## [What you need to do]
Count the lines below that contain the string "city" and reply with only the number.

## [Entries]
—————
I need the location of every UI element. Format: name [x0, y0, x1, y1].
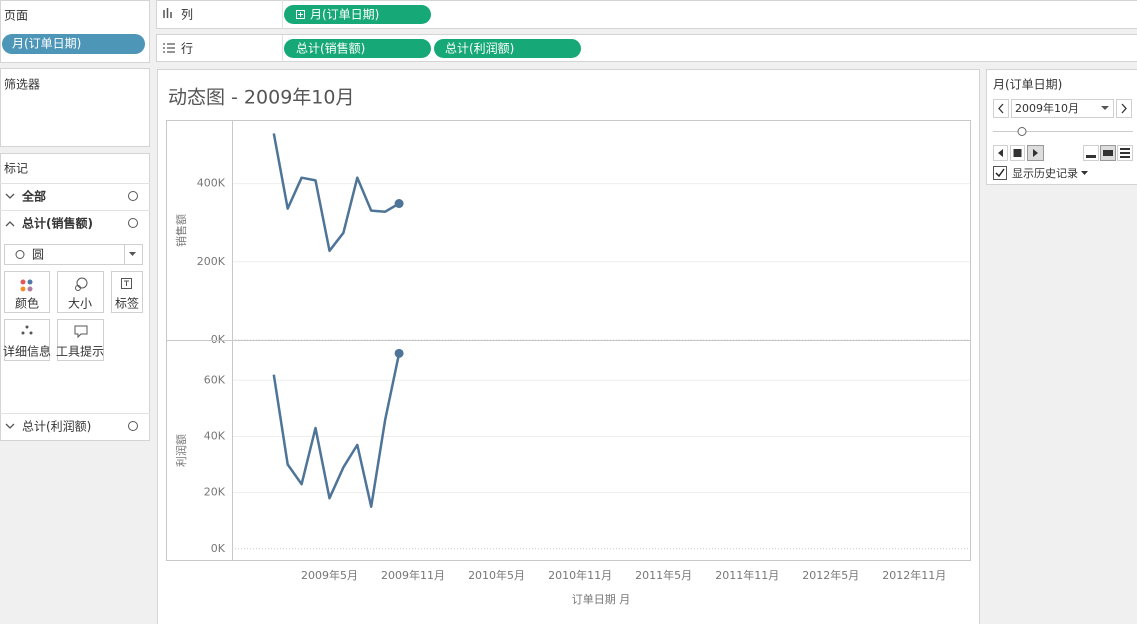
—————
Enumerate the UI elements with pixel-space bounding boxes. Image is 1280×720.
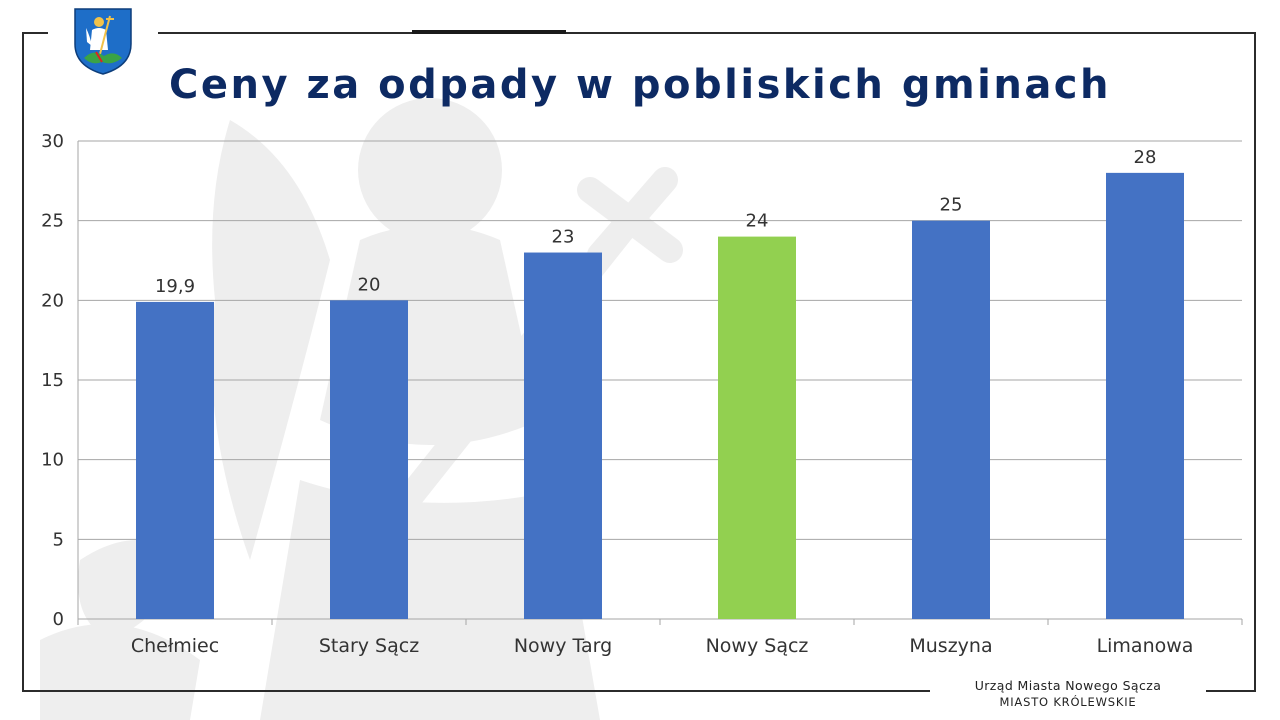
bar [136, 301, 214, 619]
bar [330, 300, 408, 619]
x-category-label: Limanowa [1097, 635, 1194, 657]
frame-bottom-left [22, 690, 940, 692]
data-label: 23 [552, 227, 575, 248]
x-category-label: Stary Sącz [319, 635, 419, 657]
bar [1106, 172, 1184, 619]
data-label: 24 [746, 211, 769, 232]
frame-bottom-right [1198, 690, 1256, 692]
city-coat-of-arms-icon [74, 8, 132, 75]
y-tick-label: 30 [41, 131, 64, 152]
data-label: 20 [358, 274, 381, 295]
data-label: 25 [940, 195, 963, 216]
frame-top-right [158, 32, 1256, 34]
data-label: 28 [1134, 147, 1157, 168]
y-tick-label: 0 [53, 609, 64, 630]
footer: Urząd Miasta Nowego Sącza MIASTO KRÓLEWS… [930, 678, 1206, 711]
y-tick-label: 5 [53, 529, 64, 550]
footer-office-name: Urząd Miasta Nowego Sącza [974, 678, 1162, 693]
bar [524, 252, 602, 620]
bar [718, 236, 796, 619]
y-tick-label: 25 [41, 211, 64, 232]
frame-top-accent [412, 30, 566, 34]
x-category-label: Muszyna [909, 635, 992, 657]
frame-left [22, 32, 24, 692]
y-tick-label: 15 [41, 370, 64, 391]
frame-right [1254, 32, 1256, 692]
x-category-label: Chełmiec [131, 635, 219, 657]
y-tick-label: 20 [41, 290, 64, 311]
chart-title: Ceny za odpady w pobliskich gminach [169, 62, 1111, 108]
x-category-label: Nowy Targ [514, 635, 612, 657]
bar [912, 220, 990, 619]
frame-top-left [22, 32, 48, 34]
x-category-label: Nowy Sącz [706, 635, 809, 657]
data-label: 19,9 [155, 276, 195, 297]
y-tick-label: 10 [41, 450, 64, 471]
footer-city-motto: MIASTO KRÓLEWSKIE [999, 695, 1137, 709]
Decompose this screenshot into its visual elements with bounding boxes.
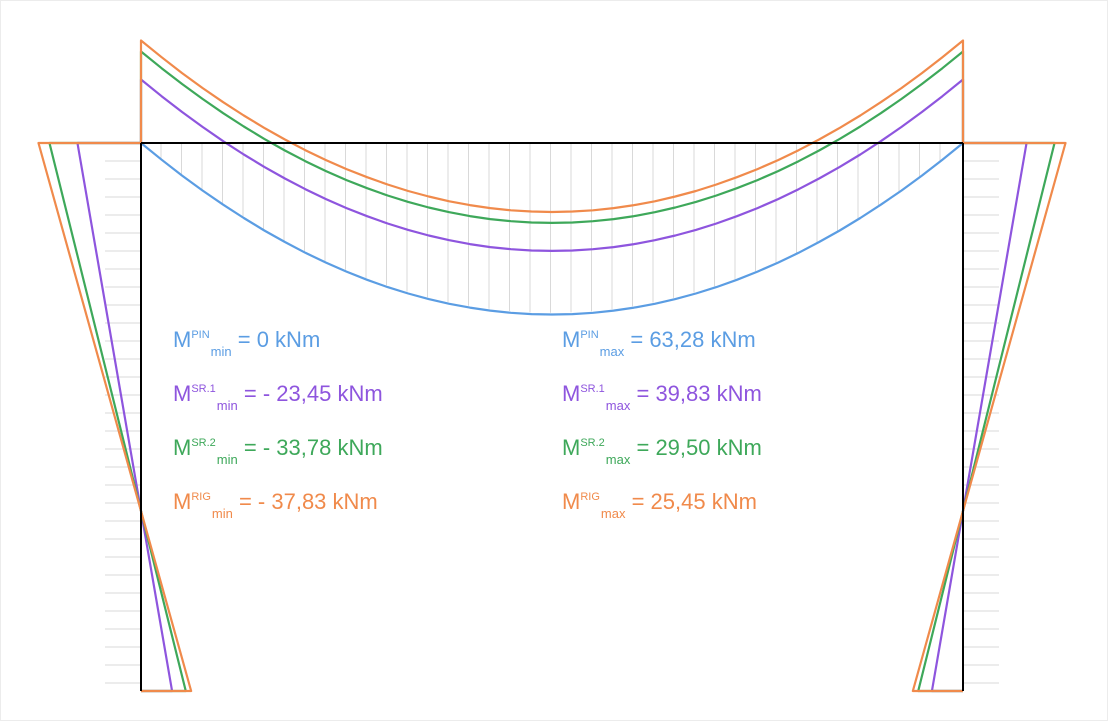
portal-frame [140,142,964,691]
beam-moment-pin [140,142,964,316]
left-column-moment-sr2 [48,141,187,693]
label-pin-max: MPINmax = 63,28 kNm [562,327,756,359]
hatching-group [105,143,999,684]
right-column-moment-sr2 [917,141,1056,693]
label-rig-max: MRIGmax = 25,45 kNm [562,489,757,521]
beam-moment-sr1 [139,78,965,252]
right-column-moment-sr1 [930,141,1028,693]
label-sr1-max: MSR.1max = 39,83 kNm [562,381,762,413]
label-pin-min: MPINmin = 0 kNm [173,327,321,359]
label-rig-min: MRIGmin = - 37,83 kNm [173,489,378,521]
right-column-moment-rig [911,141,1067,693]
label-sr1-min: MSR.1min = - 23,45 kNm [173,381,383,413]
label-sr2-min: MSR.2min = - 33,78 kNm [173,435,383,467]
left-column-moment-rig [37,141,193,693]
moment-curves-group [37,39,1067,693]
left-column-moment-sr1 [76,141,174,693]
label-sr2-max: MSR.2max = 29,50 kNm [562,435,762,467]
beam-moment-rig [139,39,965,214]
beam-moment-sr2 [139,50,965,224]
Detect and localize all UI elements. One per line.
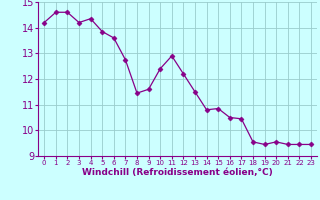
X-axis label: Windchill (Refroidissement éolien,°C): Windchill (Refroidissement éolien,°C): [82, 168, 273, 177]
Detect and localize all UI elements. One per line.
—————
## [Task response]
2